--- DATASET RECORDS ---

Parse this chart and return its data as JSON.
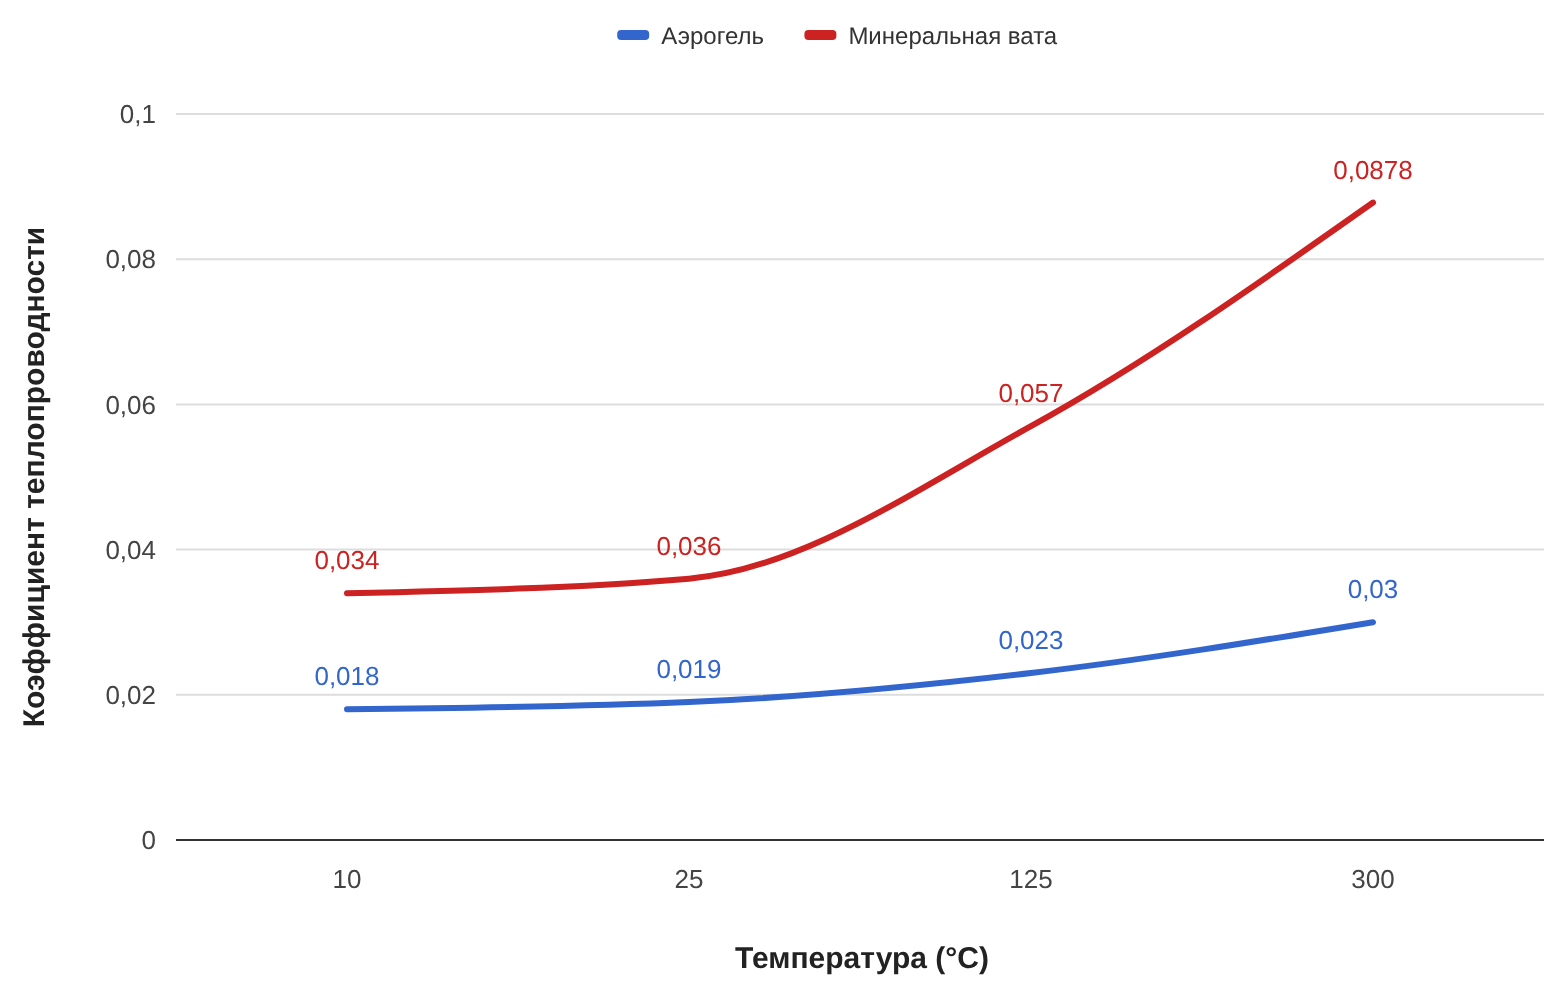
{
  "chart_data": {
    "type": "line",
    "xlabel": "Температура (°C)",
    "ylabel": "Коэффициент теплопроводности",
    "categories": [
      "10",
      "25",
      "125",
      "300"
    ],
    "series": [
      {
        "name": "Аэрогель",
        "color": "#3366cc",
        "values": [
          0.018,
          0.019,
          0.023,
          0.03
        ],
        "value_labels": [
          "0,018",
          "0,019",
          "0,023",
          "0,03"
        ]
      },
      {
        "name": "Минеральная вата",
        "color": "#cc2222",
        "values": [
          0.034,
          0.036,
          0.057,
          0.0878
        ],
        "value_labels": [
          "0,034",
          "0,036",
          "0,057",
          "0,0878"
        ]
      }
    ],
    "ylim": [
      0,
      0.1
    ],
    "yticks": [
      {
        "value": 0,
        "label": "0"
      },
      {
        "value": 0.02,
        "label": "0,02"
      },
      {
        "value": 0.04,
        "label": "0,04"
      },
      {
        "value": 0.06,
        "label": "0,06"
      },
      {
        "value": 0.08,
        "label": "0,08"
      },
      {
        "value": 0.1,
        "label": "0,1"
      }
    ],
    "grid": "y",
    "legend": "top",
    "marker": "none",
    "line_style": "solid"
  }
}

---
--- DATASET RECORDS ---

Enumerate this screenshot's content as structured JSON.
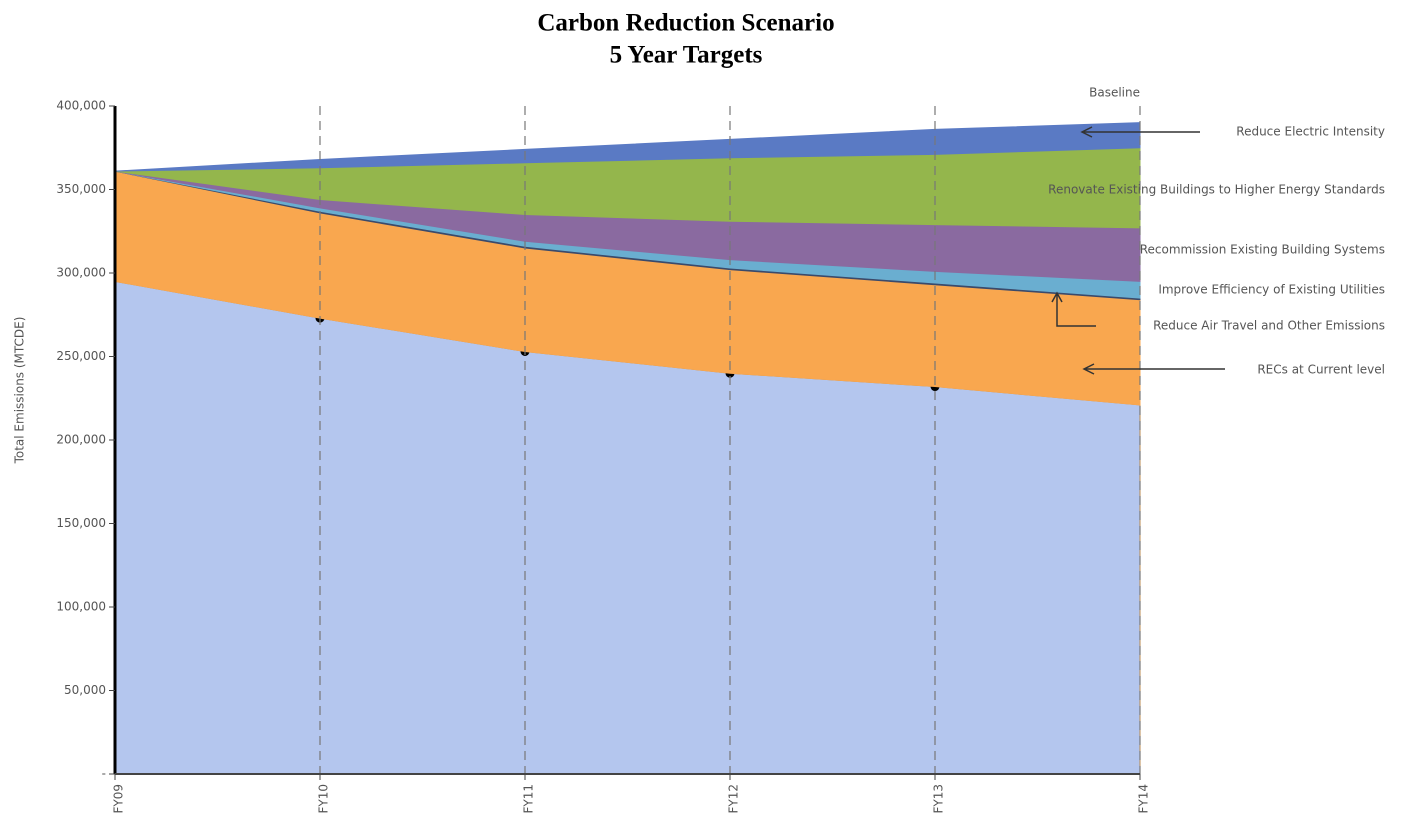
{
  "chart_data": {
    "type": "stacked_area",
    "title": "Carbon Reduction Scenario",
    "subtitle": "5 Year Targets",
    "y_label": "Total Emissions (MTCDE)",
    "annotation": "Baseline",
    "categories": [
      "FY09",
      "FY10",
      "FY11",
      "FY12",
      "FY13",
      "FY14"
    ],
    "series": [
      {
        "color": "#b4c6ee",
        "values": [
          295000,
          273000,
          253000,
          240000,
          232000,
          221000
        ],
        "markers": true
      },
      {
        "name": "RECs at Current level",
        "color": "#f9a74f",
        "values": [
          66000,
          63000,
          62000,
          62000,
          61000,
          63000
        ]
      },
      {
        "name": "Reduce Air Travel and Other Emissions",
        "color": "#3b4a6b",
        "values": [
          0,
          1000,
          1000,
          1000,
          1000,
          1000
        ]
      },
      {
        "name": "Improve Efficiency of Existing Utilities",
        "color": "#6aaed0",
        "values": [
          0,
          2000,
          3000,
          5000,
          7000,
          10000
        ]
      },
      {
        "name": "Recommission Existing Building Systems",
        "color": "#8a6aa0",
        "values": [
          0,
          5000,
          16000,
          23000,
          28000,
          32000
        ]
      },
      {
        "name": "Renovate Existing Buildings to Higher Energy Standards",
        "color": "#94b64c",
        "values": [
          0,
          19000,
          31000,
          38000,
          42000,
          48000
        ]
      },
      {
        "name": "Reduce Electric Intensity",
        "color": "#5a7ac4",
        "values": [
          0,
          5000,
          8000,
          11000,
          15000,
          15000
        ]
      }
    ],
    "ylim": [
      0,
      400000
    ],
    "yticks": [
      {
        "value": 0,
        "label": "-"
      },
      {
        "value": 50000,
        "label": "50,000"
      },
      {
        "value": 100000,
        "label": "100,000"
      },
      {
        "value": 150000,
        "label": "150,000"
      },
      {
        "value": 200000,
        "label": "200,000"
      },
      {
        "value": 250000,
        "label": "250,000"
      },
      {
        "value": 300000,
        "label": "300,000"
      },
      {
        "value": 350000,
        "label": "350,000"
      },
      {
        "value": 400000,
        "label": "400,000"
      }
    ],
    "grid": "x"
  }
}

---

[EXERCISE BRIEF]
Only a number is wanted here: how many lines in the data above include the string "Reduce"?

[OUTPUT OF THE TASK]
2